• Material to process:
»»

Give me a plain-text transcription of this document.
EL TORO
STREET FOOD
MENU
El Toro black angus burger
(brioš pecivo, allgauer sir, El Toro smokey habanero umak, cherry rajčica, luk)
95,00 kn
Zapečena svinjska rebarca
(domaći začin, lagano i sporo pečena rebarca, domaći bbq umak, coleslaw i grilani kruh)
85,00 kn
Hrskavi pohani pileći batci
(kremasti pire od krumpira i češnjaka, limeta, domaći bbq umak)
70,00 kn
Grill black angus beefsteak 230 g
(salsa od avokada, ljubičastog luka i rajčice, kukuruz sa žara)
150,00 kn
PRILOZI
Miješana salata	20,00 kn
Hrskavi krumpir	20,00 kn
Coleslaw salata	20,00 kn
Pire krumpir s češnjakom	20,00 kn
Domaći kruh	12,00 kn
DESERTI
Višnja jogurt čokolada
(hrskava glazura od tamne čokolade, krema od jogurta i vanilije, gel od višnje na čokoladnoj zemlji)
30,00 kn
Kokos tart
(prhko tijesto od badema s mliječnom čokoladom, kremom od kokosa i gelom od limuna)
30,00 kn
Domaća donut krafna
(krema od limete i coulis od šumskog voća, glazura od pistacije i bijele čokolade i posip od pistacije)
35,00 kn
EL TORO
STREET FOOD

««

• Instruction: Reproduce the entire listing word for word.

• The reply:
Give me a plain-text transcription of this document.
EL TORO
STREET FOOD
MENU
El Toro black angus burger
(brioš pecivo, allgauer sir, El Toro smokey habanero umak, cherry rajčica, luk)
95,00 kn
Zapečena svinjska rebarca
(domaći začin, lagano i sporo pečena rebarca, domaći bbq umak, coleslaw i grilani kruh)
85,00 kn
Hrskavi pohani pileći batci
(kremasti pire od krumpira i češnjaka, limeta, domaći bbq umak)
70,00 kn
Grill black angus beefsteak 230 g
(salsa od avokada, ljubičastog luka i rajčice, kukuruz sa žara)
150,00 kn
PRILOZI
Miješana salata	20,00 kn
Hrskavi krumpir	20,00 kn
Coleslaw salata	20,00 kn
Pire krumpir s češnjakom	20,00 kn
Domaći kruh	12,00 kn
DESERTI
Višnja jogurt čokolada
(hrskava glazura od tamne čokolade, krema od jogurta i vanilije, gel od višnje na čokoladnoj zemlji)
30,00 kn
Kokos tart
(prhko tijesto od badema s mliječnom čokoladom, kremom od kokosa i gelom od limuna)
30,00 kn
Domaća donut krafna
(krema od limete i coulis od šumskog voća, glazura od pistacije i bijele čokolade i posip od pistacije)
35,00 kn
EL TORO
STREET FOOD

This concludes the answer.